**Problem details**
Quote the data below in full, minus the images.

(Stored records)
:::

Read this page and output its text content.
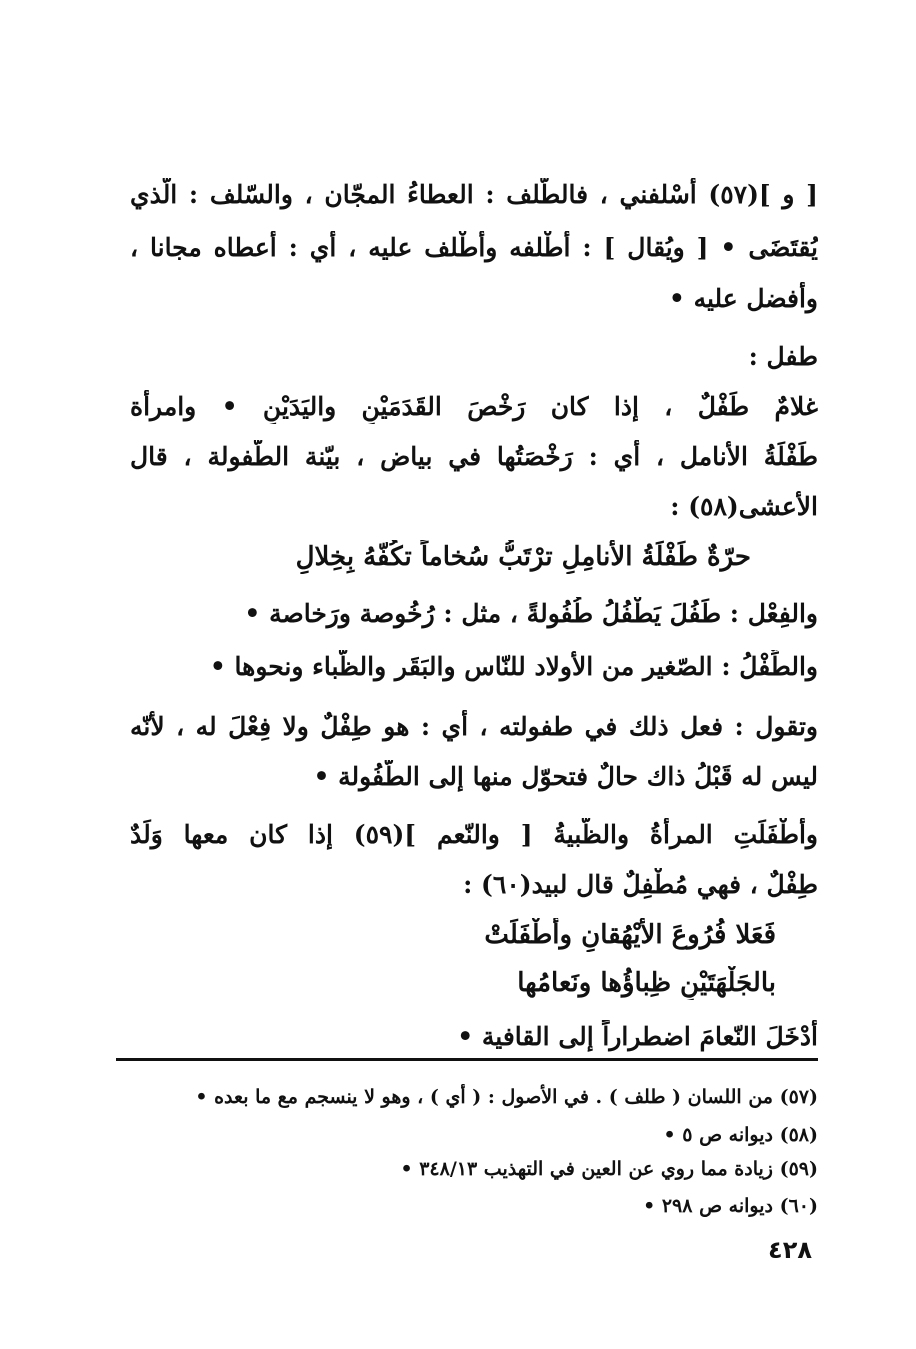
[ و ](٥٧) أسْلفني ، فالطّلف : العطاءُ المجّان ، والسّلف : الّذي
يُقتَضَى • [ ويُقال ] : أطْلفه وأطْلف عليه ، أي : أعطاه مجانا ،
وأفضل عليه •
طفل :
غلامٌ طَفْلٌ ، إذا كان رَخْصَ القَدَمَيْنِ واليَدَيْنِ • وامرأة
طَفْلَةُ الأنامل ، أي : رَخْصَتُها في بياض ، بيّنة الطّفولة ، قال
الأعشى(٥٨) :
حرّةٌ طَفْلَةُ الأنامِلِ ترْتَبُّ سُخاماً تكُفّهُ بِخِلالِ
والفِعْل : طَفُلَ يَطْفُلُ طُفُولةً ، مثل : رُخُوصة ورَخاصة •
والطِّفْلُ : الصّغير من الأولاد للنّاس والبَقَر والظّباء ونحوها •
وتقول : فعل ذلك في طفولته ، أي : هو طِفْلٌ ولا فِعْلَ له ، لأنّه
ليس له قَبْلُ ذاك حالٌ فتحوّل منها إلى الطّفُولة •
وأطْفَلَتِ المرأةُ والظّبيةُ [ والنّعم ](٥٩) إذا كان معها وَلَدٌ
طِفْلٌ ، فهي مُطْفِلٌ قال لبيد(٦٠) :
فَعَلا فُرُوعَ الأيْهُقانِ وأطْفَلَتْ
بالجَلْهَتَيْنِ ظِباؤُها ونَعامُها
أدْخَلَ النّعامَ اضطراراً إلى القافية •
(٥٧) من اللسان ( طلف ) . في الأصول : ( أي ) ، وهو لا ينسجم مع ما بعده •
(٥٨) ديوانه ص ٥ •
(٥٩) زيادة مما روي عن العين في التهذيب ٣٤٨/١٣ •
(٦٠) ديوانه ص ٢٩٨ •
٤٢٨
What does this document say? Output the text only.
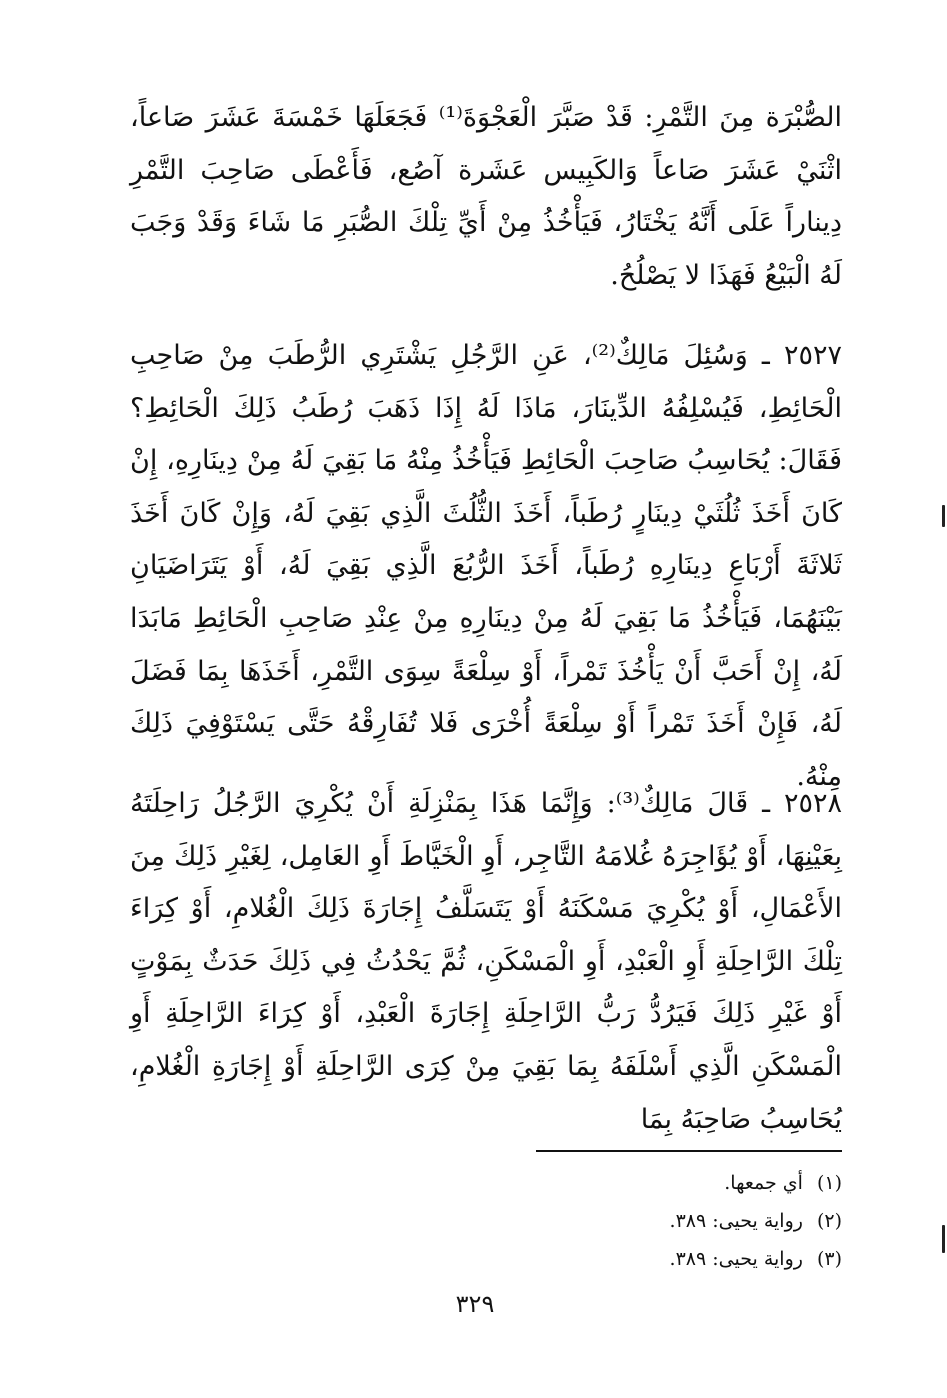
الصُّبْرَة مِنَ التَّمْرِ: قَدْ صَبَّرَ الْعَجْوَةَ⁽¹⁾ فَجَعَلَهَا خَمْسَةَ عَشَرَ صَاعاً، اثْنَيْ عَشَرَ صَاعاً وَالكَبِيس عَشَرة آصُع، فَأَعْطَى صَاحِبَ التَّمْرِ دِيناراً عَلَى أَنَّهُ يَخْتَارُ، فَيَأْخُذُ مِنْ أَيِّ تِلْكَ الصُّبَرِ مَا شَاءَ وَقَدْ وَجَبَ لَهُ الْبَيْعُ فَهَذَا لا يَصْلُحُ.
٢٥٢٧ ـ وَسُئِلَ مَالِكٌ⁽²⁾، عَنِ الرَّجُلِ يَشْتَرِي الرُّطَبَ مِنْ صَاحِبِ الْحَائِطِ، فَيُسْلِفُهُ الدِّينَارَ، مَاذَا لَهُ إِذَا ذَهَبَ رُطَبُ ذَلِكَ الْحَائِطِ؟ فَقَالَ: يُحَاسِبُ صَاحِبَ الْحَائِطِ فَيَأْخُذُ مِنْهُ مَا بَقِيَ لَهُ مِنْ دِينَارِهِ، إِنْ كَانَ أَخَذَ ثُلُثَيْ دِينَارٍ رُطَباً، أَخَذَ الثُّلُثَ الَّذِي بَقِيَ لَهُ، وَإِنْ كَانَ أَخَذَ ثَلاثَةَ أَرْبَاعِ دِينَارِهِ رُطَباً، أَخَذَ الرُّبُعَ الَّذِي بَقِيَ لَهُ، أَوْ يَتَرَاضَيَانِ بَيْنَهُمَا، فَيَأْخُذُ مَا بَقِيَ لَهُ مِنْ دِينَارِهِ مِنْ عِنْدِ صَاحِبِ الْحَائِطِ مَابَدَا لَهُ، إِنْ أَحَبَّ أَنْ يَأْخُذَ تَمْراً، أَوْ سِلْعَةً سِوَى التَّمْرِ، أَخَذَهَا بِمَا فَضَلَ لَهُ، فَإِنْ أَخَذَ تَمْراً أَوْ سِلْعَةً أُخْرَى فَلا تُفَارِقْهُ حَتَّى يَسْتَوْفِيَ ذَلِكَ مِنْهُ.
٢٥٢٨ ـ قَالَ مَالِكٌ⁽³⁾: وَإِنَّمَا هَذَا بِمَنْزِلَةِ أَنْ يُكْرِيَ الرَّجُلُ رَاحِلَتَهُ بِعَيْنِهَا، أَوْ يُؤَاجِرَهُ غُلامَهُ التَّاجِر، أَوِ الْخَيَّاطَ أَوِ العَامِل، لِغَيْرِ ذَلِكَ مِنَ الأَعْمَالِ، أَوْ يُكْرِيَ مَسْكَنَهُ أَوْ يَتَسَلَّفُ إِجَارَةَ ذَلِكَ الْغُلامِ، أَوْ كِرَاءَ تِلْكَ الرَّاحِلَةِ أَوِ الْعَبْدِ، أَوِ الْمَسْكَنِ، ثُمَّ يَحْدُثُ فِي ذَلِكَ حَدَثٌ بِمَوْتٍ أَوْ غَيْرِ ذَلِكَ فَيَرُدُّ رَبُّ الرَّاحِلَةِ إِجَارَةَ الْعَبْدِ، أَوْ كِرَاءَ الرَّاحِلَةِ أَوِ الْمَسْكَنِ الَّذِي أَسْلَفَهُ بِمَا بَقِيَ مِنْ كِرَى الرَّاحِلَةِ أَوْ إِجَارَةِ الْغُلامِ، يُحَاسِبُ صَاحِبَهُ بِمَا
(١)أي جمعها.
(٢)رواية يحيى: ٣٨٩.
(٣)رواية يحيى: ٣٨٩.
٣٢٩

:::

**Completed task**
Read this page and output its text content.
[ و ](٥٧) أسْلفني ، فالطّلف : العطاءُ المجّان ، والسّلف : الّذي
يُقتَضَى • [ ويُقال ] : أطْلفه وأطْلف عليه ، أي : أعطاه مجانا ،
وأفضل عليه •
طفل :
غلامٌ طَفْلٌ ، إذا كان رَخْصَ القَدَمَيْنِ واليَدَيْنِ • وامرأة
طَفْلَةُ الأنامل ، أي : رَخْصَتُها في بياض ، بيّنة الطّفولة ، قال
الأعشى(٥٨) :
حرّةٌ طَفْلَةُ الأنامِلِ ترْتَبُّ سُخاماً تكُفّهُ بِخِلالِ
والفِعْل : طَفُلَ يَطْفُلُ طُفُولةً ، مثل : رُخُوصة ورَخاصة •
والطِّفْلُ : الصّغير من الأولاد للنّاس والبَقَر والظّباء ونحوها •
وتقول : فعل ذلك في طفولته ، أي : هو طِفْلٌ ولا فِعْلَ له ، لأنّه
ليس له قَبْلُ ذاك حالٌ فتحوّل منها إلى الطّفُولة •
وأطْفَلَتِ المرأةُ والظّبيةُ [ والنّعم ](٥٩) إذا كان معها وَلَدٌ
طِفْلٌ ، فهي مُطْفِلٌ قال لبيد(٦٠) :
فَعَلا فُرُوعَ الأيْهُقانِ وأطْفَلَتْ
بالجَلْهَتَيْنِ ظِباؤُها ونَعامُها
أدْخَلَ النّعامَ اضطراراً إلى القافية •
(٥٧) من اللسان ( طلف ) . في الأصول : ( أي ) ، وهو لا ينسجم مع ما بعده •
(٥٨) ديوانه ص ٥ •
(٥٩) زيادة مما روي عن العين في التهذيب ٣٤٨/١٣ •
(٦٠) ديوانه ص ٢٩٨ •
٤٢٨
What does this document say? Output the text only.
الصُّبْرَة مِنَ التَّمْرِ: قَدْ صَبَّرَ الْعَجْوَةَ⁽¹⁾ فَجَعَلَهَا خَمْسَةَ عَشَرَ صَاعاً، اثْنَيْ عَشَرَ صَاعاً وَالكَبِيس عَشَرة آصُع، فَأَعْطَى صَاحِبَ التَّمْرِ دِيناراً عَلَى أَنَّهُ يَخْتَارُ، فَيَأْخُذُ مِنْ أَيِّ تِلْكَ الصُّبَرِ مَا شَاءَ وَقَدْ وَجَبَ لَهُ الْبَيْعُ فَهَذَا لا يَصْلُحُ.
٢٥٢٧ ـ وَسُئِلَ مَالِكٌ⁽²⁾، عَنِ الرَّجُلِ يَشْتَرِي الرُّطَبَ مِنْ صَاحِبِ الْحَائِطِ، فَيُسْلِفُهُ الدِّينَارَ، مَاذَا لَهُ إِذَا ذَهَبَ رُطَبُ ذَلِكَ الْحَائِطِ؟ فَقَالَ: يُحَاسِبُ صَاحِبَ الْحَائِطِ فَيَأْخُذُ مِنْهُ مَا بَقِيَ لَهُ مِنْ دِينَارِهِ، إِنْ كَانَ أَخَذَ ثُلُثَيْ دِينَارٍ رُطَباً، أَخَذَ الثُّلُثَ الَّذِي بَقِيَ لَهُ، وَإِنْ كَانَ أَخَذَ ثَلاثَةَ أَرْبَاعِ دِينَارِهِ رُطَباً، أَخَذَ الرُّبُعَ الَّذِي بَقِيَ لَهُ، أَوْ يَتَرَاضَيَانِ بَيْنَهُمَا، فَيَأْخُذُ مَا بَقِيَ لَهُ مِنْ دِينَارِهِ مِنْ عِنْدِ صَاحِبِ الْحَائِطِ مَابَدَا لَهُ، إِنْ أَحَبَّ أَنْ يَأْخُذَ تَمْراً، أَوْ سِلْعَةً سِوَى التَّمْرِ، أَخَذَهَا بِمَا فَضَلَ لَهُ، فَإِنْ أَخَذَ تَمْراً أَوْ سِلْعَةً أُخْرَى فَلا تُفَارِقْهُ حَتَّى يَسْتَوْفِيَ ذَلِكَ مِنْهُ.
٢٥٢٨ ـ قَالَ مَالِكٌ⁽³⁾: وَإِنَّمَا هَذَا بِمَنْزِلَةِ أَنْ يُكْرِيَ الرَّجُلُ رَاحِلَتَهُ بِعَيْنِهَا، أَوْ يُؤَاجِرَهُ غُلامَهُ التَّاجِر، أَوِ الْخَيَّاطَ أَوِ العَامِل، لِغَيْرِ ذَلِكَ مِنَ الأَعْمَالِ، أَوْ يُكْرِيَ مَسْكَنَهُ أَوْ يَتَسَلَّفُ إِجَارَةَ ذَلِكَ الْغُلامِ، أَوْ كِرَاءَ تِلْكَ الرَّاحِلَةِ أَوِ الْعَبْدِ، أَوِ الْمَسْكَنِ، ثُمَّ يَحْدُثُ فِي ذَلِكَ حَدَثٌ بِمَوْتٍ أَوْ غَيْرِ ذَلِكَ فَيَرُدُّ رَبُّ الرَّاحِلَةِ إِجَارَةَ الْعَبْدِ، أَوْ كِرَاءَ الرَّاحِلَةِ أَوِ الْمَسْكَنِ الَّذِي أَسْلَفَهُ بِمَا بَقِيَ مِنْ كِرَى الرَّاحِلَةِ أَوْ إِجَارَةِ الْغُلامِ، يُحَاسِبُ صَاحِبَهُ بِمَا
(١)أي جمعها.
(٢)رواية يحيى: ٣٨٩.
(٣)رواية يحيى: ٣٨٩.
٣٢٩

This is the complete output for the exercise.